◆ Objective ◆
Leave out the images and repeat the listing below without a single change.

◆ Raw records ◆
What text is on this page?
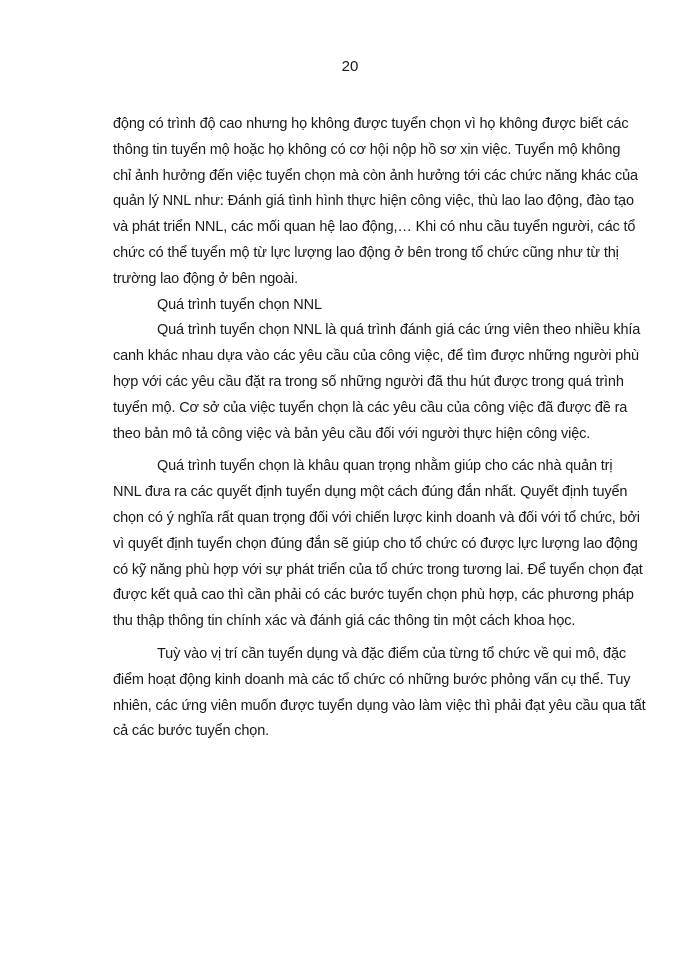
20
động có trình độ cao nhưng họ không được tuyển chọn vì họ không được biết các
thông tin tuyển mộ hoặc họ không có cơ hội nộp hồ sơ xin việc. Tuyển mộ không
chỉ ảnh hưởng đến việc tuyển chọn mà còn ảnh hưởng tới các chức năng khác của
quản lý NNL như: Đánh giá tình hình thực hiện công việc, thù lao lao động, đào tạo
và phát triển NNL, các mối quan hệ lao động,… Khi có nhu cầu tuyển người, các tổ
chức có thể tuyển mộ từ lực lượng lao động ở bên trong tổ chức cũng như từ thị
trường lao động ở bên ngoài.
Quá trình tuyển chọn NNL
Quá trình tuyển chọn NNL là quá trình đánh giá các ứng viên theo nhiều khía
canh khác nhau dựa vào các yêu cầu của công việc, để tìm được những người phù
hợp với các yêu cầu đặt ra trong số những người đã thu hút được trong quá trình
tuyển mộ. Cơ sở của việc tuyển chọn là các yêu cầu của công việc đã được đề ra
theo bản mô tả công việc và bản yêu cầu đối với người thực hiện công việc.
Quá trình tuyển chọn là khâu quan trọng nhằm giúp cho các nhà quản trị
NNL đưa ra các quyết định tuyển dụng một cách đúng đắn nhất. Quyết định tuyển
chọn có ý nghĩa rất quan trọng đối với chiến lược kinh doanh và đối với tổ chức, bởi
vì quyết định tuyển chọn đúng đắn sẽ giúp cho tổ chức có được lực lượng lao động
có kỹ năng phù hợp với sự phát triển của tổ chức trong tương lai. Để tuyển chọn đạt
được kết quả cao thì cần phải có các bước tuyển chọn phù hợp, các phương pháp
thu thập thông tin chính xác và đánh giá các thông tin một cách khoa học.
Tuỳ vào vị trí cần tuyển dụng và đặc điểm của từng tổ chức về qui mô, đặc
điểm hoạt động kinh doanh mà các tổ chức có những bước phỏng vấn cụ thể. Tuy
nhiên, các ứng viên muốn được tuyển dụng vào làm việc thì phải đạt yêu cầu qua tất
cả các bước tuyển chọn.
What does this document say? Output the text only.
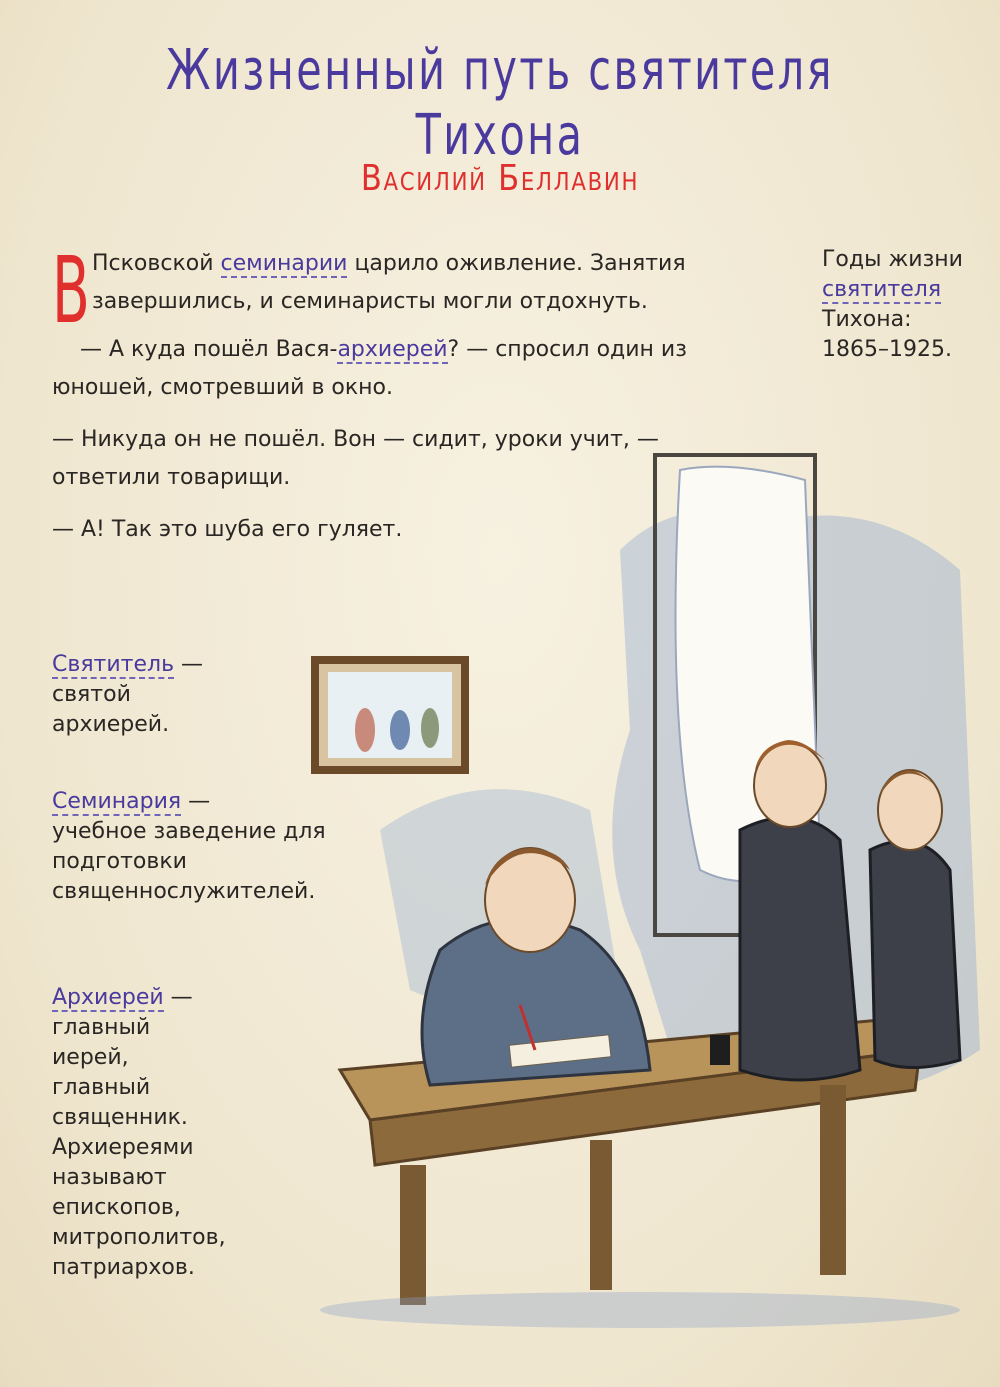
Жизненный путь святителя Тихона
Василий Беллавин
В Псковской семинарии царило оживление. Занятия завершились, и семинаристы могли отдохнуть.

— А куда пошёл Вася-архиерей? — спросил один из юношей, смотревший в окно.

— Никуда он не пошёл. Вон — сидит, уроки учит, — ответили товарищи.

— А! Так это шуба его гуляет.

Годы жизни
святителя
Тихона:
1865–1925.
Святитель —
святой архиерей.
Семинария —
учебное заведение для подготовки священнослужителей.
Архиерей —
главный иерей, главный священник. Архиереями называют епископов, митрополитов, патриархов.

◆ Solution to this problem ◆
What text is on this page?
20
động có trình độ cao nhưng họ không được tuyển chọn vì họ không được biết các
thông tin tuyển mộ hoặc họ không có cơ hội nộp hồ sơ xin việc. Tuyển mộ không
chỉ ảnh hưởng đến việc tuyển chọn mà còn ảnh hưởng tới các chức năng khác của
quản lý NNL như: Đánh giá tình hình thực hiện công việc, thù lao lao động, đào tạo
và phát triển NNL, các mối quan hệ lao động,… Khi có nhu cầu tuyển người, các tổ
chức có thể tuyển mộ từ lực lượng lao động ở bên trong tổ chức cũng như từ thị
trường lao động ở bên ngoài.
Quá trình tuyển chọn NNL
Quá trình tuyển chọn NNL là quá trình đánh giá các ứng viên theo nhiều khía
canh khác nhau dựa vào các yêu cầu của công việc, để tìm được những người phù
hợp với các yêu cầu đặt ra trong số những người đã thu hút được trong quá trình
tuyển mộ. Cơ sở của việc tuyển chọn là các yêu cầu của công việc đã được đề ra
theo bản mô tả công việc và bản yêu cầu đối với người thực hiện công việc.
Quá trình tuyển chọn là khâu quan trọng nhằm giúp cho các nhà quản trị
NNL đưa ra các quyết định tuyển dụng một cách đúng đắn nhất. Quyết định tuyển
chọn có ý nghĩa rất quan trọng đối với chiến lược kinh doanh và đối với tổ chức, bởi
vì quyết định tuyển chọn đúng đắn sẽ giúp cho tổ chức có được lực lượng lao động
có kỹ năng phù hợp với sự phát triển của tổ chức trong tương lai. Để tuyển chọn đạt
được kết quả cao thì cần phải có các bước tuyển chọn phù hợp, các phương pháp
thu thập thông tin chính xác và đánh giá các thông tin một cách khoa học.
Tuỳ vào vị trí cần tuyển dụng và đặc điểm của từng tổ chức về qui mô, đặc
điểm hoạt động kinh doanh mà các tổ chức có những bước phỏng vấn cụ thể. Tuy
nhiên, các ứng viên muốn được tuyển dụng vào làm việc thì phải đạt yêu cầu qua tất
cả các bước tuyển chọn.
What does this document say? Output the text only.
Жизненный путь святителя Тихона
Василий Беллавин
В Псковской семинарии царило оживление. Занятия завершились, и семинаристы могли отдохнуть.

— А куда пошёл Вася-архиерей? — спросил один из юношей, смотревший в окно.

— Никуда он не пошёл. Вон — сидит, уроки учит, — ответили товарищи.

— А! Так это шуба его гуляет.

Годы жизни
святителя
Тихона:
1865–1925.
Святитель —
святой архиерей.
Семинария —
учебное заведение для подготовки священнослужителей.
Архиерей —
главный иерей, главный священник. Архиереями называют епископов, митрополитов, патриархов.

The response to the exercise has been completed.